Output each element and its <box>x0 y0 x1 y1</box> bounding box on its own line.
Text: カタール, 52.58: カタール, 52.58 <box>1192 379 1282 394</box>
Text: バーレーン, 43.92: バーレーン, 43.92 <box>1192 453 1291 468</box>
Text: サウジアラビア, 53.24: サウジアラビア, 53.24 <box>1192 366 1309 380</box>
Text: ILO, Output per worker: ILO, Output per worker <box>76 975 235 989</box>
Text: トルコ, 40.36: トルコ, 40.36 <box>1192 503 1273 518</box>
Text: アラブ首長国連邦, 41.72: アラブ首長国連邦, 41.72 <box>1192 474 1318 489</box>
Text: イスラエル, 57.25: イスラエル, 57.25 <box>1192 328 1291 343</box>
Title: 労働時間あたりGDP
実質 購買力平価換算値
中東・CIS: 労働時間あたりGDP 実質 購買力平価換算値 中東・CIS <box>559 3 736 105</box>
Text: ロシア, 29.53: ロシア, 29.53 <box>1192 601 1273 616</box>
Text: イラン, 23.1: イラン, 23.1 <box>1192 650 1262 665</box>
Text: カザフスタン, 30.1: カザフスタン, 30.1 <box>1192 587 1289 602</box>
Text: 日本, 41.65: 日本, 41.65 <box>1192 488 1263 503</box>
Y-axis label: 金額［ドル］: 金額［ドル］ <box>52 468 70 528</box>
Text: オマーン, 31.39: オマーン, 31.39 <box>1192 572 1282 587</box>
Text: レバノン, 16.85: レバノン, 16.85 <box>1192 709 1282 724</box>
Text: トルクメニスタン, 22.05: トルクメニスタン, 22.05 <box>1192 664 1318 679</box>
★ ★ ★ ★ ★
_Given request_
Could you copy out all of the rows above, character for character?

_Output of the task_
Output each element and its <box>x0 y0 x1 y1</box> bounding box on its own line.
Text: カタール, 52.58: カタール, 52.58 <box>1192 379 1282 394</box>
Text: バーレーン, 43.92: バーレーン, 43.92 <box>1192 453 1291 468</box>
Text: サウジアラビア, 53.24: サウジアラビア, 53.24 <box>1192 366 1309 380</box>
Text: ILO, Output per worker: ILO, Output per worker <box>76 975 235 989</box>
Text: トルコ, 40.36: トルコ, 40.36 <box>1192 503 1273 518</box>
Text: アラブ首長国連邦, 41.72: アラブ首長国連邦, 41.72 <box>1192 474 1318 489</box>
Text: イスラエル, 57.25: イスラエル, 57.25 <box>1192 328 1291 343</box>
Title: 労働時間あたりGDP
実質 購買力平価換算値
中東・CIS: 労働時間あたりGDP 実質 購買力平価換算値 中東・CIS <box>559 3 736 105</box>
Text: ロシア, 29.53: ロシア, 29.53 <box>1192 601 1273 616</box>
Text: イラン, 23.1: イラン, 23.1 <box>1192 650 1262 665</box>
Text: カザフスタン, 30.1: カザフスタン, 30.1 <box>1192 587 1289 602</box>
Text: 日本, 41.65: 日本, 41.65 <box>1192 488 1263 503</box>
Y-axis label: 金額［ドル］: 金額［ドル］ <box>52 468 70 528</box>
Text: オマーン, 31.39: オマーン, 31.39 <box>1192 572 1282 587</box>
Text: レバノン, 16.85: レバノン, 16.85 <box>1192 709 1282 724</box>
Text: トルクメニスタン, 22.05: トルクメニスタン, 22.05 <box>1192 664 1318 679</box>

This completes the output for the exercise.